TASK SET
• A. From the Content-Type page, list the common media types named in the sentence that begins "Common types include".
• B. According to the Content-Type page, which media types require the boundary parameter?
• C. Pick up the Content-Type page right after its final sentence and write what follows.

Content-Type

The HTTP Content-Type header indicates the media type of the resource in the message body.

Usage

The Content-Type header tells the client (or server, for request bodies) the media type of the enclosed content. The media type determines how the recipient parses and renders the body. Without this header, clients resort to MIME sniffing, which introduces security risks and inconsistent behavior.

A media type consists of a top-level type and a subtype separated by a slash, optionally followed by parameters. The Accept request header works alongside Content-Type during content negotiation, letting the client express preferred media types before the server selects one.

Servers and intermediaries sometimes apply Content-Encoding (such as gzip or br) before transmission. The Content-Type header always describes the original media type before encoding, not the encoded format.

The MIME-Version header traces back to the email origins of MIME types and appears in some HTTP messages, though HTTP does not require the header for media type processing.

Parameters

media-type

The media type value follows the type/subtype format registered with IANA. Common types include text/html, application/json, image/png, and application/octet-stream. A complete registry is maintained by IANA.

charset

The charset parameter specifies the character encoding of text-based media types. UTF-8 is the dominant encoding on the web.

Content-Type: text/html; charset=UTF-8

boundary

The boundary parameter is required for multipart/* media types. The boundary string separates each part of the multipart body. The boundary value must not appear within any of the body parts.

Content-Type: multipart/form-data; boundary=----FormBoundary

Example

A server returns an HTML page with UTF-8 encoding. The browser uses the media type to render the content as a web page and the charset to decode the text correctly.

Content-Type: text/html; charset=UTF-8

An API returns a JSON response. The application/json media type instructs the client to parse the body as JSON.

Content-Type: application/json

An API error response uses the application/problem+json media type to signal a structured problem details payload.

Data items
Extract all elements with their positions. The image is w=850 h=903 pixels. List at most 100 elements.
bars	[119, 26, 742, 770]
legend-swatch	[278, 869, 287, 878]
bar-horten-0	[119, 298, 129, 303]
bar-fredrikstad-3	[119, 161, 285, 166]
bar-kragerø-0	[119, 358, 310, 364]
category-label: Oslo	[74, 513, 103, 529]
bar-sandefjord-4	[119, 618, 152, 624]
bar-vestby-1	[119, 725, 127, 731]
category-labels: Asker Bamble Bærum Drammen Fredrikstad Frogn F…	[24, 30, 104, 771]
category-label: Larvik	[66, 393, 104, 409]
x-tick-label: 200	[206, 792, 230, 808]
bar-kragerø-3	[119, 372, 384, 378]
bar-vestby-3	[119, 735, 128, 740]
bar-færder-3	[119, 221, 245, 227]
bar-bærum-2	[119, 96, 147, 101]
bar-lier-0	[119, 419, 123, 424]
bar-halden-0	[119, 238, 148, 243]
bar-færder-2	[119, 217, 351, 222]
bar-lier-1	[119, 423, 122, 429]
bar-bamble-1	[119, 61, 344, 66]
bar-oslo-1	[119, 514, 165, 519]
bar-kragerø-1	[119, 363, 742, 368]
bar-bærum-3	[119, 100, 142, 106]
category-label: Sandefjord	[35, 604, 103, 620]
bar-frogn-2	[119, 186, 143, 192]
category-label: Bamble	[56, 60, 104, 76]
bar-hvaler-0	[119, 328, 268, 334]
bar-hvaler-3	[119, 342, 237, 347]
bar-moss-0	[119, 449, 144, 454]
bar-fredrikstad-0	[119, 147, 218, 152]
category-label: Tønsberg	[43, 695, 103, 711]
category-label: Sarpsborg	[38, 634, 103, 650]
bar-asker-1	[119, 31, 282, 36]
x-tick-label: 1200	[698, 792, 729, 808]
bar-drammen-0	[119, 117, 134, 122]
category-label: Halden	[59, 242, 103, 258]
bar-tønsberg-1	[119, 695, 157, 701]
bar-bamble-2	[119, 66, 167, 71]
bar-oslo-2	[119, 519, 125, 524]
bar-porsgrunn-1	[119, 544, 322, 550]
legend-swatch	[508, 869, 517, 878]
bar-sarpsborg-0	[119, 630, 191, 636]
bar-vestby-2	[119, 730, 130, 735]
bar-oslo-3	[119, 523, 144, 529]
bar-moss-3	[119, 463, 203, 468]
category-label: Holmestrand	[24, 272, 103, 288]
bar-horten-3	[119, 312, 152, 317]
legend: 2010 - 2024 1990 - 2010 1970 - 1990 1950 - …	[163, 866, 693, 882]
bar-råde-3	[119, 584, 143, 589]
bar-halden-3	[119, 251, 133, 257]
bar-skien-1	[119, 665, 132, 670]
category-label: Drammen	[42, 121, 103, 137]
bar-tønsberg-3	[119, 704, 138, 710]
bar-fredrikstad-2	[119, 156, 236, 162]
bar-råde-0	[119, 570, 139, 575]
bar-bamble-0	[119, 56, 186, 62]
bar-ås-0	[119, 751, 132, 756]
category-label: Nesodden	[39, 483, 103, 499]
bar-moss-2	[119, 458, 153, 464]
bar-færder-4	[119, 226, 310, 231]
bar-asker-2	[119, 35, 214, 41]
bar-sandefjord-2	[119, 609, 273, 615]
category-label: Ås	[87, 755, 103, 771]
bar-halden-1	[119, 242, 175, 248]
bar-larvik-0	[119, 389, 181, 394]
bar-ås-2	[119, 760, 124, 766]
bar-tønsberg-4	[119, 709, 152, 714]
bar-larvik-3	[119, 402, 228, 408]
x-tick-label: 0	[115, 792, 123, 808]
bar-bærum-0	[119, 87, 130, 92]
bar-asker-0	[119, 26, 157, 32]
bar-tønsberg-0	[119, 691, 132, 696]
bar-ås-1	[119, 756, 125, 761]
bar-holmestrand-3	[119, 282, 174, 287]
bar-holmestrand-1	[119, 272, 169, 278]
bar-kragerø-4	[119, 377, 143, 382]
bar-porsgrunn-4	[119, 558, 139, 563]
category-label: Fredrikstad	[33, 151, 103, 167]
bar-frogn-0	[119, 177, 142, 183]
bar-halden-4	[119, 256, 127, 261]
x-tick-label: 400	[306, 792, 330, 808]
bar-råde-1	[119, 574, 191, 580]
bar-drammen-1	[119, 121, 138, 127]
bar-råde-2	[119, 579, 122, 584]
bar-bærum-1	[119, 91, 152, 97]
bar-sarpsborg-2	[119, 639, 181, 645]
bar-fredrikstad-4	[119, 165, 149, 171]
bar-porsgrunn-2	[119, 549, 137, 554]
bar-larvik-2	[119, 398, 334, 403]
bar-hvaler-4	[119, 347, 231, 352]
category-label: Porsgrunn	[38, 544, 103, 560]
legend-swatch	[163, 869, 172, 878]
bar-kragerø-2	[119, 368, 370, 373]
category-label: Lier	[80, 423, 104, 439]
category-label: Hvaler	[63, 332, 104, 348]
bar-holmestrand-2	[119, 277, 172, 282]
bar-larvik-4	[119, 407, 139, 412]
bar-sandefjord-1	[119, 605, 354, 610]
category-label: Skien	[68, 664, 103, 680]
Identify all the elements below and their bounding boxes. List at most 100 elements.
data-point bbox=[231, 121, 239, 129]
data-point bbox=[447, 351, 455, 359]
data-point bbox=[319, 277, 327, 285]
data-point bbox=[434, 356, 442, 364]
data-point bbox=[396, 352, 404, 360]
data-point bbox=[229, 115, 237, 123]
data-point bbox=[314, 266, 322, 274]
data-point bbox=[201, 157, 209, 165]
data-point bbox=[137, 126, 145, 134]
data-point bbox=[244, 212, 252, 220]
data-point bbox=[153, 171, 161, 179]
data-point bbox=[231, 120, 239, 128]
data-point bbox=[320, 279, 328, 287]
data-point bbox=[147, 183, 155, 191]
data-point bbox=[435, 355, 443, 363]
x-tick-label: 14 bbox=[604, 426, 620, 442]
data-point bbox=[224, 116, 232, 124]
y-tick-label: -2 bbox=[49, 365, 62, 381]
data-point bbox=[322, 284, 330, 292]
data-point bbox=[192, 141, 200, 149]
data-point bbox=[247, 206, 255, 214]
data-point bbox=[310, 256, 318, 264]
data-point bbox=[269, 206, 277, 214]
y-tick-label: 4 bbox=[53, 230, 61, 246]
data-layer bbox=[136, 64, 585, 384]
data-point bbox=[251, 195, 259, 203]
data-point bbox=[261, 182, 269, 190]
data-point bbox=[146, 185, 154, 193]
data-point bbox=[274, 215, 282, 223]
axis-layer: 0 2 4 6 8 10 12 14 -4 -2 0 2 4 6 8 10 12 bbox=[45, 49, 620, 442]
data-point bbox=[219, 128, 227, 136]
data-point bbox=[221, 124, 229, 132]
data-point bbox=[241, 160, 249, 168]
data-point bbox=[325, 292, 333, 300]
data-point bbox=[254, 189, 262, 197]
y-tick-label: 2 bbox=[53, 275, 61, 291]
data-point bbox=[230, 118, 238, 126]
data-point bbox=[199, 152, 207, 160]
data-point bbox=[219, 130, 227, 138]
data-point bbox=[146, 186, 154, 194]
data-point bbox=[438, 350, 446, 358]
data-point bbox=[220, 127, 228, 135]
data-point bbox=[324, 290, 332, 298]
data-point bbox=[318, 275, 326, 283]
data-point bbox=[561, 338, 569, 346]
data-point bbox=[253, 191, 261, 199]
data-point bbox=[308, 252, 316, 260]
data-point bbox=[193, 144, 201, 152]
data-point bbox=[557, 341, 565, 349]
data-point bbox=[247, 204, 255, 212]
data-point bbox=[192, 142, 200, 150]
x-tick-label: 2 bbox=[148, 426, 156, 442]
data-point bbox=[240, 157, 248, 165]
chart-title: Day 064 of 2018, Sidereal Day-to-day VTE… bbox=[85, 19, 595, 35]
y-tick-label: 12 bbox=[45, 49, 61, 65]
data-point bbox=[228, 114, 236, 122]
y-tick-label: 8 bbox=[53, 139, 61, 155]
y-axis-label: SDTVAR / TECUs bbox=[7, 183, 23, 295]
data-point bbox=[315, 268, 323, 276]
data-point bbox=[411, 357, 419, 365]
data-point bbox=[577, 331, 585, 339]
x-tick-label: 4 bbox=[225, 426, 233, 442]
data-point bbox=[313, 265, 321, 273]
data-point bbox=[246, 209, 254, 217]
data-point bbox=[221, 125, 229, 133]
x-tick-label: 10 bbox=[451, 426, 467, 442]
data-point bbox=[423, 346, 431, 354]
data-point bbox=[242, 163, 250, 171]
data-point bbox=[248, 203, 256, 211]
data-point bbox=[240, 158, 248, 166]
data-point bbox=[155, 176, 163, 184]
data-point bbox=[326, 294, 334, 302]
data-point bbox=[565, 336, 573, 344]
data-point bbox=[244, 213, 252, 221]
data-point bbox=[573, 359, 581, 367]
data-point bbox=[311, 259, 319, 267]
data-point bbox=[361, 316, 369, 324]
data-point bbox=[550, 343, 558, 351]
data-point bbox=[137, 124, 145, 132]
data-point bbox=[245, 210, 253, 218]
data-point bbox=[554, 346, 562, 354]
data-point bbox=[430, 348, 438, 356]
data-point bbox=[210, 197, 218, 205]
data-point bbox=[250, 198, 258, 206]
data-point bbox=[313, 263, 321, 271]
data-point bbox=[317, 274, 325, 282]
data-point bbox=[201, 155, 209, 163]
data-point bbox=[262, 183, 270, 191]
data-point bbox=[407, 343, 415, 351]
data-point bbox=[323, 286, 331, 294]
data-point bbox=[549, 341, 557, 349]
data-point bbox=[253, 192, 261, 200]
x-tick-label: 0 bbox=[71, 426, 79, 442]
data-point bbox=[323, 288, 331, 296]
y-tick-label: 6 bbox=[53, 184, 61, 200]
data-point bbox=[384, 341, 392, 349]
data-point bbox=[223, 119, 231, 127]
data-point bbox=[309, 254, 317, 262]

TASK-BY-TASK ANSWERS
• A. text/html, application/json, image/png, application/octet-stream

• B. The boundary parameter is required for multipart/* media types.

• C.
Content-Type: application/problem+json

A CDN converts an HTML page to Markdown on the fly when the client sends Accept: text/markdown. The response carries text/markdown as the content type, signaling the body is Markdown rather than HTML.

Content-Type: text/markdown; charset=utf-8

AI agents and Content-Type

CDN providers like Cloudflare return Content-Type: text/markdown alongside an x-markdown-tokens header estimating the token count of the converted document. Agents use the content type to select the correct parser and the token estimate to manage context window budgets.

A file upload uses multipart/form-data with a boundary string separating the form fields and file data within the request body.

Content-Type: multipart/form-data; boundary=----WebKitFormBoundary7MA4YWxkTrZu0gW

A server delivers a binary file download. The application/octet-stream type signals raw binary data, often paired with a Content-Disposition header set to attachment.

Content-Type: application/octet-stream

A multipart/byteranges response delivers multiple byte ranges from a single resource. Each part has its own Content-Type and Content-Range header.

Content-Type: multipart/byteranges; boundary=THIS_STRING_SEPARATES

Takeaway

The Content-Type header declares the media type and optional parameters (charset, boundary) for the message body, enabling correct parsing, rendering, and content negotiation between clients and servers.